Data for processing
----

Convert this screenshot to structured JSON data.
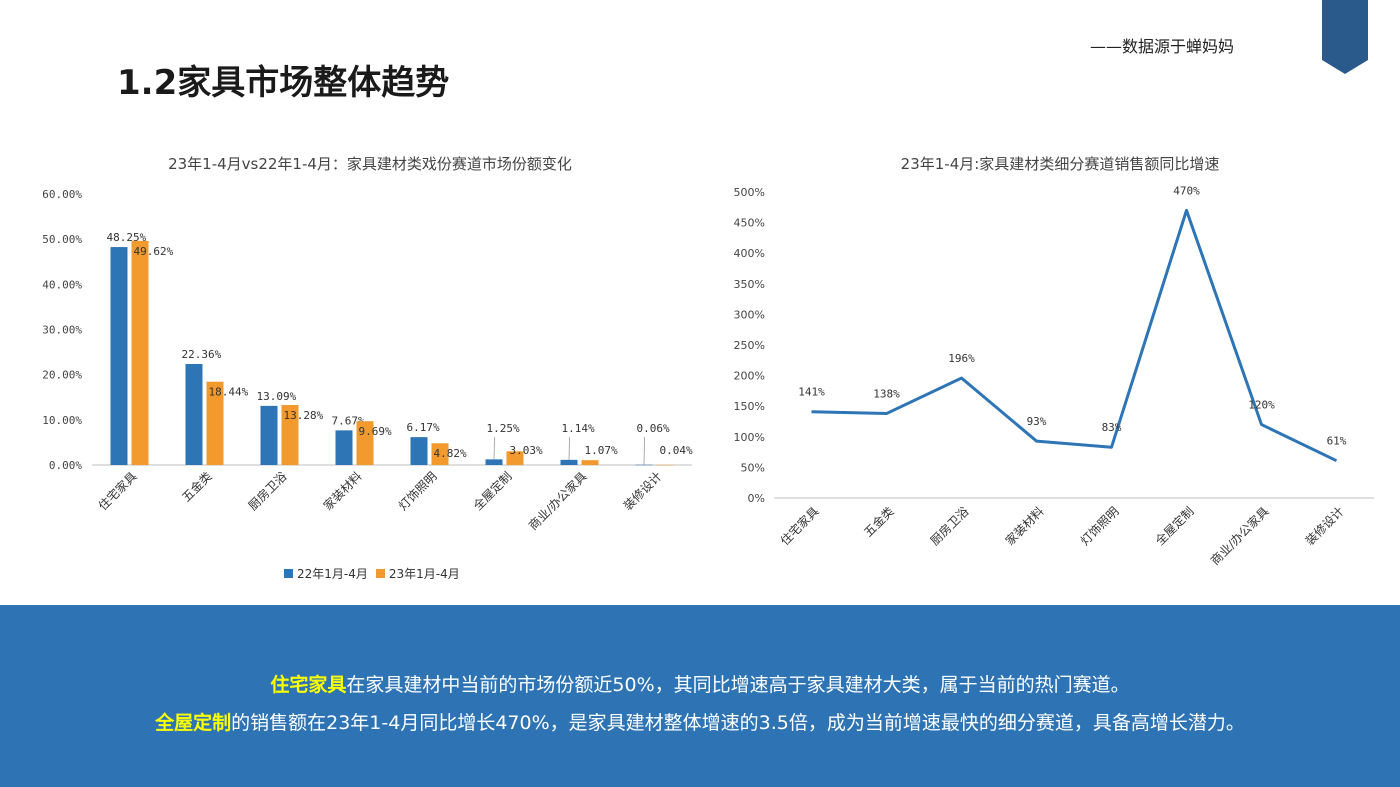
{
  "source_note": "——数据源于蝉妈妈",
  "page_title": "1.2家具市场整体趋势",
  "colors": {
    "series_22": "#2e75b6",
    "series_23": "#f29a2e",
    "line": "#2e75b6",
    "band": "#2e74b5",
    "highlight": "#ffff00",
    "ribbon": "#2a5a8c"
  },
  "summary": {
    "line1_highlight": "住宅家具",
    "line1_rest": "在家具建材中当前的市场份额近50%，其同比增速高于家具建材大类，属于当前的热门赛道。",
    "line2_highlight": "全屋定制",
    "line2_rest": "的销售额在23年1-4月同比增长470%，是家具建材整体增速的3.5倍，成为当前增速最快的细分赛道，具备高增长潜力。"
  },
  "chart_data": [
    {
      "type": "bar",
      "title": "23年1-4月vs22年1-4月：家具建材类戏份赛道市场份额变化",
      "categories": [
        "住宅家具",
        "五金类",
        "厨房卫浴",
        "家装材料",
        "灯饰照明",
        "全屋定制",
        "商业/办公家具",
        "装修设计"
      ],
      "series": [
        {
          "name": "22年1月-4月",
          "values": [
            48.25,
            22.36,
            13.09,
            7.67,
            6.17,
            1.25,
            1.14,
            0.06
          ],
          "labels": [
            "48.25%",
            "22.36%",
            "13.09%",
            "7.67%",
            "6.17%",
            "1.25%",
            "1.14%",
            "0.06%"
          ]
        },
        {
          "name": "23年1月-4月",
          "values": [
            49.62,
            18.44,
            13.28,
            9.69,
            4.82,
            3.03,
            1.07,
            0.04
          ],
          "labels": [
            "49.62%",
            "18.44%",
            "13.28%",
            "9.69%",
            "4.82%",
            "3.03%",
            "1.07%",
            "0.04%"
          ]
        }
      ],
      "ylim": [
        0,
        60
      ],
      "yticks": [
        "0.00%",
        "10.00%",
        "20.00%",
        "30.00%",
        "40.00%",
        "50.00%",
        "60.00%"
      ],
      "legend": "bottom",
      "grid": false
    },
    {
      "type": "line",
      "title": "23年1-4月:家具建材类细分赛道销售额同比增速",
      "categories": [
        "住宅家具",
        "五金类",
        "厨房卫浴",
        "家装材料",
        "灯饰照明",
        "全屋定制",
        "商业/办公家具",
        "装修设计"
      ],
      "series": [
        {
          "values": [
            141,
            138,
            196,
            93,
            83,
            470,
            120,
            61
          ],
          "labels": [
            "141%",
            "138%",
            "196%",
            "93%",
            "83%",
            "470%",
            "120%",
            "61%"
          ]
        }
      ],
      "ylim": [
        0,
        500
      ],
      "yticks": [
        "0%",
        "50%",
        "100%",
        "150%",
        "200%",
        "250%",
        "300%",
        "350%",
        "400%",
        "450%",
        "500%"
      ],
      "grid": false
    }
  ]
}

----

Written problem
Using the material above, retype each entry exactly and omit the pictures.

Solution
Convert this screenshot to structured JSON data.
{
  "source_note": "——数据源于蝉妈妈",
  "page_title": "1.2家具市场整体趋势",
  "colors": {
    "series_22": "#2e75b6",
    "series_23": "#f29a2e",
    "line": "#2e75b6",
    "band": "#2e74b5",
    "highlight": "#ffff00",
    "ribbon": "#2a5a8c"
  },
  "summary": {
    "line1_highlight": "住宅家具",
    "line1_rest": "在家具建材中当前的市场份额近50%，其同比增速高于家具建材大类，属于当前的热门赛道。",
    "line2_highlight": "全屋定制",
    "line2_rest": "的销售额在23年1-4月同比增长470%，是家具建材整体增速的3.5倍，成为当前增速最快的细分赛道，具备高增长潜力。"
  },
  "chart_data": [
    {
      "type": "bar",
      "title": "23年1-4月vs22年1-4月：家具建材类戏份赛道市场份额变化",
      "categories": [
        "住宅家具",
        "五金类",
        "厨房卫浴",
        "家装材料",
        "灯饰照明",
        "全屋定制",
        "商业/办公家具",
        "装修设计"
      ],
      "series": [
        {
          "name": "22年1月-4月",
          "values": [
            48.25,
            22.36,
            13.09,
            7.67,
            6.17,
            1.25,
            1.14,
            0.06
          ],
          "labels": [
            "48.25%",
            "22.36%",
            "13.09%",
            "7.67%",
            "6.17%",
            "1.25%",
            "1.14%",
            "0.06%"
          ]
        },
        {
          "name": "23年1月-4月",
          "values": [
            49.62,
            18.44,
            13.28,
            9.69,
            4.82,
            3.03,
            1.07,
            0.04
          ],
          "labels": [
            "49.62%",
            "18.44%",
            "13.28%",
            "9.69%",
            "4.82%",
            "3.03%",
            "1.07%",
            "0.04%"
          ]
        }
      ],
      "ylim": [
        0,
        60
      ],
      "yticks": [
        "0.00%",
        "10.00%",
        "20.00%",
        "30.00%",
        "40.00%",
        "50.00%",
        "60.00%"
      ],
      "legend": "bottom",
      "grid": false
    },
    {
      "type": "line",
      "title": "23年1-4月:家具建材类细分赛道销售额同比增速",
      "categories": [
        "住宅家具",
        "五金类",
        "厨房卫浴",
        "家装材料",
        "灯饰照明",
        "全屋定制",
        "商业/办公家具",
        "装修设计"
      ],
      "series": [
        {
          "values": [
            141,
            138,
            196,
            93,
            83,
            470,
            120,
            61
          ],
          "labels": [
            "141%",
            "138%",
            "196%",
            "93%",
            "83%",
            "470%",
            "120%",
            "61%"
          ]
        }
      ],
      "ylim": [
        0,
        500
      ],
      "yticks": [
        "0%",
        "50%",
        "100%",
        "150%",
        "200%",
        "250%",
        "300%",
        "350%",
        "400%",
        "450%",
        "500%"
      ],
      "grid": false
    }
  ]
}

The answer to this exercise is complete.